- Work to do -
Set down the lines starting with the line that contains "- colorbar-box: [1286, 1331, 1356, 1358]" and going on through the line that contains "- colorbar-box: [1286, 1102, 1356, 1130]", copying them exactly and adding nothing else.

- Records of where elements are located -
╭──
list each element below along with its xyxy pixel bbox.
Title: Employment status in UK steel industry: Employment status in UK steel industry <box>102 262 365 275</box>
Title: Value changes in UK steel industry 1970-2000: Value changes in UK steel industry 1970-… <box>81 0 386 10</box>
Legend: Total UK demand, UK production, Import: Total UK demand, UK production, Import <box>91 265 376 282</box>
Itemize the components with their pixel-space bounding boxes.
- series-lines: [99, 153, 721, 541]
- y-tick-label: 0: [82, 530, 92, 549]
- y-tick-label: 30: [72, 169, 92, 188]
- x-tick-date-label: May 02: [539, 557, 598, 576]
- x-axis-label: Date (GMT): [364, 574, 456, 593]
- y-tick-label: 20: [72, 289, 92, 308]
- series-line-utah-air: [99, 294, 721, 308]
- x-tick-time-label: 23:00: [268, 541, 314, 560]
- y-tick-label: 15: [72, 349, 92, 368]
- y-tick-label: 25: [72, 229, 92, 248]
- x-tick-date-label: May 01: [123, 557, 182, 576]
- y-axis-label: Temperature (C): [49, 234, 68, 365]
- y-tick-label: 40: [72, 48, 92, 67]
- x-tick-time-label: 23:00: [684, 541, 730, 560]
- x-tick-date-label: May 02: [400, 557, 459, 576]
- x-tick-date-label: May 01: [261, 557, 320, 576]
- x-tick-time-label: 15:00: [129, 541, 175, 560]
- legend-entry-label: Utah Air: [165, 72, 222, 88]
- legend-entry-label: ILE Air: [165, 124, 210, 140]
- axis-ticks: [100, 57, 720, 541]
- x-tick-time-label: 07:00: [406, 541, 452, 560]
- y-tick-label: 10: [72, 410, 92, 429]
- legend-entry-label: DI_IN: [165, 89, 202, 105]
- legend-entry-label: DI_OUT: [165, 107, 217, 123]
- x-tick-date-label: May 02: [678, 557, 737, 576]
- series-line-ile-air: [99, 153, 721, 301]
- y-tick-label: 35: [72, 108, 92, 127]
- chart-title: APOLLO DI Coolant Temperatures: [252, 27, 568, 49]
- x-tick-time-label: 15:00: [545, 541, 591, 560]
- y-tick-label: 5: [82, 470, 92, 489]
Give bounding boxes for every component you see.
╰──
╭──
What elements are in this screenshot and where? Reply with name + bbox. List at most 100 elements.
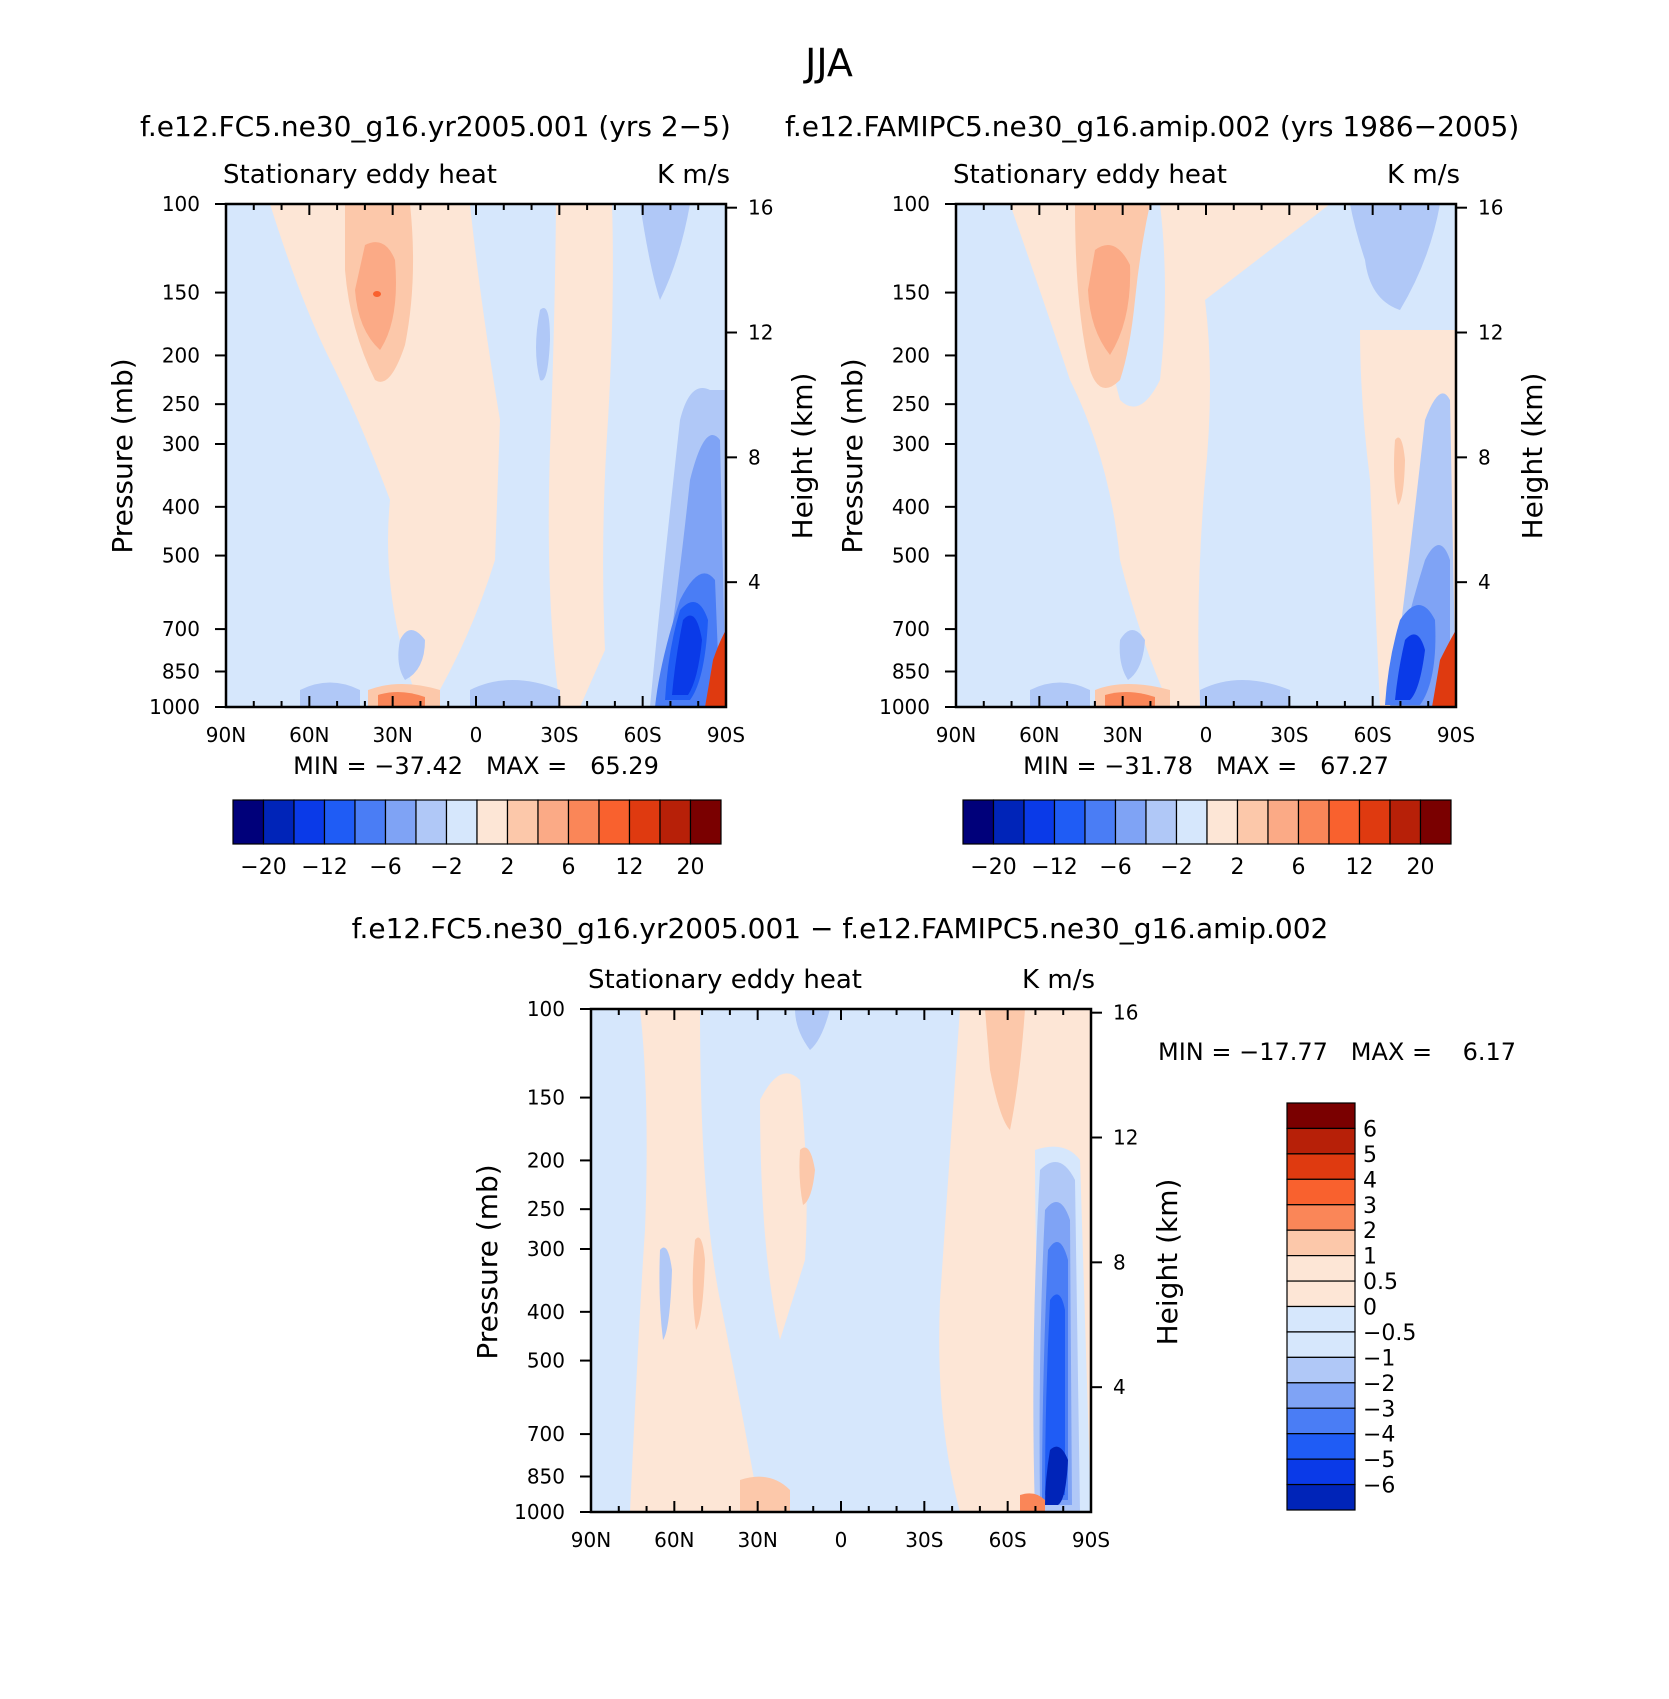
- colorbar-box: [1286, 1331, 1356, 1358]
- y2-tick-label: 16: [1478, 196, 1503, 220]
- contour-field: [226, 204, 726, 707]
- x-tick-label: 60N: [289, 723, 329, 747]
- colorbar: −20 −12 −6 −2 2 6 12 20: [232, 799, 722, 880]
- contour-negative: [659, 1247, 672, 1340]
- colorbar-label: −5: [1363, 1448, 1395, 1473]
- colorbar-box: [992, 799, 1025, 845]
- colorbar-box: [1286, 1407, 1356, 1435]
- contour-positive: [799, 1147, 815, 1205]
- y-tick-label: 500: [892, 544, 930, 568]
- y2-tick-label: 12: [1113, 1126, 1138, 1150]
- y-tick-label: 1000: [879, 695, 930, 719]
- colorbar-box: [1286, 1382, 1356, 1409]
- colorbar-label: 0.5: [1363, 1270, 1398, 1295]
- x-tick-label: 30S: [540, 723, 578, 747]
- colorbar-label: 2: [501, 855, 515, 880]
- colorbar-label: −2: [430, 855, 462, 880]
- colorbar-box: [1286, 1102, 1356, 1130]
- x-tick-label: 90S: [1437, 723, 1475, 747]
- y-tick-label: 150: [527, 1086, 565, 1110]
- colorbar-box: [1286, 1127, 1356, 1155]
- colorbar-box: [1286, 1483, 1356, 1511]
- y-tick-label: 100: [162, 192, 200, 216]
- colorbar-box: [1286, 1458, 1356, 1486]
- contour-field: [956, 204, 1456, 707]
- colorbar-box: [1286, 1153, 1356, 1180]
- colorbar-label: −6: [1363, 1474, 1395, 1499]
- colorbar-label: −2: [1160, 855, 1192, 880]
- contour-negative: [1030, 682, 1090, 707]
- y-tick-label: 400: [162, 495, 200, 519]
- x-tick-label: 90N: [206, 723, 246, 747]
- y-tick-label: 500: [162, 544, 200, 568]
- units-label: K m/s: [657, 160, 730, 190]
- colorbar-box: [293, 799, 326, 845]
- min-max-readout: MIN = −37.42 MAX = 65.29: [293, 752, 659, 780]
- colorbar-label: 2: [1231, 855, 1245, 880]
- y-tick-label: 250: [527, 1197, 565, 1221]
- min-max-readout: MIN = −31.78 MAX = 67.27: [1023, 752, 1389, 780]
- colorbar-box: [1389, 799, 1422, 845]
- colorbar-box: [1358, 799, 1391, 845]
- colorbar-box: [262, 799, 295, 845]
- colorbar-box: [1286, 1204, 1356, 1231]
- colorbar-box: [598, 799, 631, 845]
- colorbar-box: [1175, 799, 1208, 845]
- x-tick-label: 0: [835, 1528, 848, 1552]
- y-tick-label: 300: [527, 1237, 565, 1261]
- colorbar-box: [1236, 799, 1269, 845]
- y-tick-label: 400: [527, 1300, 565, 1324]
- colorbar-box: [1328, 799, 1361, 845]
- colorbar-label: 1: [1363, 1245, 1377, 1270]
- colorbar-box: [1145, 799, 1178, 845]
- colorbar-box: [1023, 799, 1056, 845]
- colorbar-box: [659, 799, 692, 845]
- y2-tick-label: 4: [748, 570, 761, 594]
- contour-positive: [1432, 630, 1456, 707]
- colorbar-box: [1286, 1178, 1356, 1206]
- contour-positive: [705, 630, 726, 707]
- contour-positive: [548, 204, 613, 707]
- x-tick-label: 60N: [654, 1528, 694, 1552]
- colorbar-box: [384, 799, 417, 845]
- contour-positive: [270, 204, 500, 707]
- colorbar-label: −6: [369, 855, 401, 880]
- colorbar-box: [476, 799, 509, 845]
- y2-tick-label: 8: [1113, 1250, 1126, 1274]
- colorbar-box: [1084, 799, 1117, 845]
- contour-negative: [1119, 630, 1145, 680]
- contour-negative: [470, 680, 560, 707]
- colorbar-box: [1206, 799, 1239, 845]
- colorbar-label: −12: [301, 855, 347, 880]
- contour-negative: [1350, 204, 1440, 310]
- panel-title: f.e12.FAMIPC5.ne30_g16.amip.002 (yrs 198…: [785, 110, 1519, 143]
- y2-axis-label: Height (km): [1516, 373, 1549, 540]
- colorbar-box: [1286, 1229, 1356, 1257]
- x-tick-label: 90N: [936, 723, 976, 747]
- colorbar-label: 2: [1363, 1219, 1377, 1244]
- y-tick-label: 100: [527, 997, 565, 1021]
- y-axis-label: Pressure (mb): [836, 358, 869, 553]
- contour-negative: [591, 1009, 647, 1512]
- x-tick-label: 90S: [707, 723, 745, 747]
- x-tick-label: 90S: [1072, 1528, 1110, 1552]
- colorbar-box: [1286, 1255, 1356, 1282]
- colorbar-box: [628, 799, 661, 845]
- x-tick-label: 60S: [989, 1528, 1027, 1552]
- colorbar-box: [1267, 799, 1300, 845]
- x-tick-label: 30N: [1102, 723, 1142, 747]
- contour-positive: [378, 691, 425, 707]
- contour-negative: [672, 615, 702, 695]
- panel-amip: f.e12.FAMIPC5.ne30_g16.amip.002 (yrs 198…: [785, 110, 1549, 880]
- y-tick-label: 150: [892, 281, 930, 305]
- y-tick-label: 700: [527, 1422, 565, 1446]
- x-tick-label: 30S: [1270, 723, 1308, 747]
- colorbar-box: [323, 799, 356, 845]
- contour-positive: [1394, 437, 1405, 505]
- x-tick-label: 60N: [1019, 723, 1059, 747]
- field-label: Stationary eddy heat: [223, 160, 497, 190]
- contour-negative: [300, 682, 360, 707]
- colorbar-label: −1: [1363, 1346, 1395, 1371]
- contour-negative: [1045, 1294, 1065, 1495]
╰──
- Right answer -
- colorbar-box: [1286, 1331, 1356, 1358]
- y2-tick-label: 16: [1478, 196, 1503, 220]
- contour-field: [226, 204, 726, 707]
- x-tick-label: 60N: [289, 723, 329, 747]
- colorbar: −20 −12 −6 −2 2 6 12 20: [232, 799, 722, 880]
- contour-negative: [659, 1247, 672, 1340]
- colorbar-label: −5: [1363, 1448, 1395, 1473]
- colorbar-box: [992, 799, 1025, 845]
- colorbar-box: [1286, 1407, 1356, 1435]
- contour-positive: [799, 1147, 815, 1205]
- y-tick-label: 500: [892, 544, 930, 568]
- y2-tick-label: 12: [1113, 1126, 1138, 1150]
- y-tick-label: 1000: [879, 695, 930, 719]
- colorbar-box: [1286, 1382, 1356, 1409]
- colorbar-label: 0.5: [1363, 1270, 1398, 1295]
- x-tick-label: 30S: [540, 723, 578, 747]
- colorbar-label: 2: [501, 855, 515, 880]
- colorbar-label: −2: [430, 855, 462, 880]
- colorbar-box: [1286, 1102, 1356, 1130]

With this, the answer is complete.